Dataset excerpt
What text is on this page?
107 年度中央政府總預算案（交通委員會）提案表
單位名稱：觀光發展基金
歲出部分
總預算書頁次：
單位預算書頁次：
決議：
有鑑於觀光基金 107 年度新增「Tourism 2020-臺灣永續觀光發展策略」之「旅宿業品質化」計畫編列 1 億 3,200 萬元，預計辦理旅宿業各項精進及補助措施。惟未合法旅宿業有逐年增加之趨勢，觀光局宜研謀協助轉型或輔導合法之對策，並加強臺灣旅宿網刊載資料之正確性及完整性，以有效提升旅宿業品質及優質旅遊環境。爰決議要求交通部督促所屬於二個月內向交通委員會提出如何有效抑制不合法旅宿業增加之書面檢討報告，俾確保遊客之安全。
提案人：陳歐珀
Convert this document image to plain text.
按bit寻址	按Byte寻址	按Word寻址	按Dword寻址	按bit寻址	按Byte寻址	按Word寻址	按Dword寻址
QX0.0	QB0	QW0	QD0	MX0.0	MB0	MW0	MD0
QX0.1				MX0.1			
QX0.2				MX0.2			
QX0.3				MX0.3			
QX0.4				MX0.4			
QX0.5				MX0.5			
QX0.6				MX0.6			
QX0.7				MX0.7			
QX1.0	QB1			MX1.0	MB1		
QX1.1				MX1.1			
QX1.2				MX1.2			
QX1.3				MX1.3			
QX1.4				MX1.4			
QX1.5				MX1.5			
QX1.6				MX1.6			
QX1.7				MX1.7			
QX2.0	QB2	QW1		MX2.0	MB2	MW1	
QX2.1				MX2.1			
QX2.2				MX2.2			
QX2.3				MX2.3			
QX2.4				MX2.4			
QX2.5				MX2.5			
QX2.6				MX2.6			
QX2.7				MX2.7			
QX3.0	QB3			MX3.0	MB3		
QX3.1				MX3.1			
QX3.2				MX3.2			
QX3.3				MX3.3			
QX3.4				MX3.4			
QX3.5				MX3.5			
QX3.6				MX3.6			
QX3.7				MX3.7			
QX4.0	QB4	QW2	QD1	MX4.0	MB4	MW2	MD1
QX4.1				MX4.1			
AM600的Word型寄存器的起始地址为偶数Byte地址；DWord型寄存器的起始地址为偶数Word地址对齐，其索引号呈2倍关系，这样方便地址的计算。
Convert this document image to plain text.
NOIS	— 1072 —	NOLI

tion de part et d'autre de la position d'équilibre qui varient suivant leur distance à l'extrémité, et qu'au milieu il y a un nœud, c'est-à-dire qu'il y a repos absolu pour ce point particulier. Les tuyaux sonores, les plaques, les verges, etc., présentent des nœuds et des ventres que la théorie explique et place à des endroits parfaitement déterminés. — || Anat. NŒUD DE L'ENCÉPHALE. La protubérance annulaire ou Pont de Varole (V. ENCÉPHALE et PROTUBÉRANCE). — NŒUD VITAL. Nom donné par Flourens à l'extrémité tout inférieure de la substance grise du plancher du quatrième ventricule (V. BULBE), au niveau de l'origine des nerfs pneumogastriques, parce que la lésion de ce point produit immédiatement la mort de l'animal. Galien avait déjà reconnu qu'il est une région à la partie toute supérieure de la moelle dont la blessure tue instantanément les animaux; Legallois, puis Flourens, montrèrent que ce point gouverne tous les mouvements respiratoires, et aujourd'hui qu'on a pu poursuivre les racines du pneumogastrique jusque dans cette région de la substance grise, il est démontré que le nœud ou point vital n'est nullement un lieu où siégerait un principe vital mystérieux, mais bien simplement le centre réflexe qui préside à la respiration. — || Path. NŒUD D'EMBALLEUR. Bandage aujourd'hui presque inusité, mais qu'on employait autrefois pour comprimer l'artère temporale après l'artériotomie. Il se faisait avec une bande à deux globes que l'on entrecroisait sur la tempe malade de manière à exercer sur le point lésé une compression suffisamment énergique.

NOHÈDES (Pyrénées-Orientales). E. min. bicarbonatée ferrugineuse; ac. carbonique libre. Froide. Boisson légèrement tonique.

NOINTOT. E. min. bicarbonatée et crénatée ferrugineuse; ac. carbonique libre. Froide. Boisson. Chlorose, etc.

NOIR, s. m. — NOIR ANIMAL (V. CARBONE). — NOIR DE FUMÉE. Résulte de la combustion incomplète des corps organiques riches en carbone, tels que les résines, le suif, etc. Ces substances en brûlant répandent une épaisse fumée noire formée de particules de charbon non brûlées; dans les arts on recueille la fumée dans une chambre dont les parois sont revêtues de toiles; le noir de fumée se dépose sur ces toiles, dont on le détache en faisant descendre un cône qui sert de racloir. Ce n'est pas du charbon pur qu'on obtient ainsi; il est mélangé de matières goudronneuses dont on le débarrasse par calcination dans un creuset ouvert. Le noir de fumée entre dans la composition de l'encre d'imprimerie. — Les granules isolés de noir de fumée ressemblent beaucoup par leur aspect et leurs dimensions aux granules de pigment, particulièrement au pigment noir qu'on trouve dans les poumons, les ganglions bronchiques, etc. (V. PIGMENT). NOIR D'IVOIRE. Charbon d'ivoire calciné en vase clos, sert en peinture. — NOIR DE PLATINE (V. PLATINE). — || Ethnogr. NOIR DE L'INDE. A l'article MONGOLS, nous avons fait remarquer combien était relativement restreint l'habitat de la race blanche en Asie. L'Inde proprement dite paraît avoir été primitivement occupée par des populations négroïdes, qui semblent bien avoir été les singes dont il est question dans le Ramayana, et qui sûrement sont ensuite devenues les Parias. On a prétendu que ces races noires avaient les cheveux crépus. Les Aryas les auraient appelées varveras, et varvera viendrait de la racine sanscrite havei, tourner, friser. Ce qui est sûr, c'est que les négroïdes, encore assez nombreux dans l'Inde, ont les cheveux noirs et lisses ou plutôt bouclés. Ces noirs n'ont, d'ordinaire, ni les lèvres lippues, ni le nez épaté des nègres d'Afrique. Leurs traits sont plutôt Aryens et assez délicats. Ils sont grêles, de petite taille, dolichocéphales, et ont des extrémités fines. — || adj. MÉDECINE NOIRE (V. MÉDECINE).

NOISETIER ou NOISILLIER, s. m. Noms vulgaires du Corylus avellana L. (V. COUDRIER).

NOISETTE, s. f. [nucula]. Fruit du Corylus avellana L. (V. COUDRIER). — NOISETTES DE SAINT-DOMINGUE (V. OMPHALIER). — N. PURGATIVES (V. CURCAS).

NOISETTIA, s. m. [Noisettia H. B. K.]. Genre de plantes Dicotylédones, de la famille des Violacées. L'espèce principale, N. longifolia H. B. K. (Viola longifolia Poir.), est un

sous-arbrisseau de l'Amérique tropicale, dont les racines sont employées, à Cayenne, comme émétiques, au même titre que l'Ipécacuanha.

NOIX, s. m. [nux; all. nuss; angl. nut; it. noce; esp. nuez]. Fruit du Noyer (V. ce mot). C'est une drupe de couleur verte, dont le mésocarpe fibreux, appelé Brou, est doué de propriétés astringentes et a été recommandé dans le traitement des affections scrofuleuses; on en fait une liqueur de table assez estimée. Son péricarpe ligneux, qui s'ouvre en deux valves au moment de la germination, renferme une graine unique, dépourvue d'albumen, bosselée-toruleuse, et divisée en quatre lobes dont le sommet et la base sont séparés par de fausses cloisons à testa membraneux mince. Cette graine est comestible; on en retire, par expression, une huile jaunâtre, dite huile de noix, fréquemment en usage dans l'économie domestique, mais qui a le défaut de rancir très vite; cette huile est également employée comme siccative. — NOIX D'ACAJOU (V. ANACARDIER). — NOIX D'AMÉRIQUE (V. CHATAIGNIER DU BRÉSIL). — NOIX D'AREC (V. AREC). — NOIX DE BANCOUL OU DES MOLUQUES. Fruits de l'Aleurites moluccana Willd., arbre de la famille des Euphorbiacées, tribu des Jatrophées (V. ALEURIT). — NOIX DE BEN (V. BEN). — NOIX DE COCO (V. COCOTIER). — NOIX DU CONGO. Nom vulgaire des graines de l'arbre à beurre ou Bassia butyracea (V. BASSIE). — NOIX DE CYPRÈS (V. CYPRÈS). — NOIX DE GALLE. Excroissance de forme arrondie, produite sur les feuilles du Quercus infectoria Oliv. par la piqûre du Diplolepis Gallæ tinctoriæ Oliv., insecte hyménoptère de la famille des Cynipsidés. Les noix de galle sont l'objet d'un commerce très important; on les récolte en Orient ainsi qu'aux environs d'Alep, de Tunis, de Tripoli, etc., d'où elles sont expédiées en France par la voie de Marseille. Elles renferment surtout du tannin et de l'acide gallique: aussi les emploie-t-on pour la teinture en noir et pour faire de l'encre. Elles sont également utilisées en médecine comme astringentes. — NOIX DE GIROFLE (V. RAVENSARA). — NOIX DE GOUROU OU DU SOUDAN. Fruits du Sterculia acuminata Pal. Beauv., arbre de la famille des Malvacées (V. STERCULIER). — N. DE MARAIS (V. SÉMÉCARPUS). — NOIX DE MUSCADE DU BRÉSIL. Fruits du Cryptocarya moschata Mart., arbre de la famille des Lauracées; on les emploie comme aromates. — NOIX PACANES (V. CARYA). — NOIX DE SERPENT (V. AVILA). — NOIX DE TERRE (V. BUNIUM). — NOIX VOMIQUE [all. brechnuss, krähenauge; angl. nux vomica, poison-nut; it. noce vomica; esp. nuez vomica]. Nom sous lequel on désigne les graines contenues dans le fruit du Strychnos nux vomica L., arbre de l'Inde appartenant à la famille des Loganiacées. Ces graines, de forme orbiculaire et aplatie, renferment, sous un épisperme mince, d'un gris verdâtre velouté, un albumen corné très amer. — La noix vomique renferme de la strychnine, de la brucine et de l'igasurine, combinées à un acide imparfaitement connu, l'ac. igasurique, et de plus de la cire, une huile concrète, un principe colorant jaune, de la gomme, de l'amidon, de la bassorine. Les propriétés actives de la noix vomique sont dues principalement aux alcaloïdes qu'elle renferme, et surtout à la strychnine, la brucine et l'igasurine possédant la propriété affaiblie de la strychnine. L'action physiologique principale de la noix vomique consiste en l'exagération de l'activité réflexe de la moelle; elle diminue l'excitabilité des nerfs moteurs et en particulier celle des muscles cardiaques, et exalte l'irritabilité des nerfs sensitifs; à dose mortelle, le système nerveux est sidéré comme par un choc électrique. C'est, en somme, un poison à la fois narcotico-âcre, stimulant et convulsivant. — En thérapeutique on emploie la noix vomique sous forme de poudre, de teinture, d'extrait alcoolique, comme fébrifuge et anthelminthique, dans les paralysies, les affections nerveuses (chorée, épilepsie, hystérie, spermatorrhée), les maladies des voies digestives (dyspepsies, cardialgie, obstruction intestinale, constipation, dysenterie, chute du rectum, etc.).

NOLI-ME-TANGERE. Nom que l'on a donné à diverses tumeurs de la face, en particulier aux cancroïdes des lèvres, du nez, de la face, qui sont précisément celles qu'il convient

PROBLEM: Reproduce every line from the entries that holds the word "ferrugineuse".

SOLVED PROBLEM:
NOHÈDES (Pyrénées-Orientales). E. min. bicarbonatée ferrugineuse; ac. carbonique libre. Froide. Boisson légèrement tonique.
NOINTOT. E. min. bicarbonatée et crénatée ferrugineuse; ac. carbonique libre. Froide. Boisson. Chlorose, etc.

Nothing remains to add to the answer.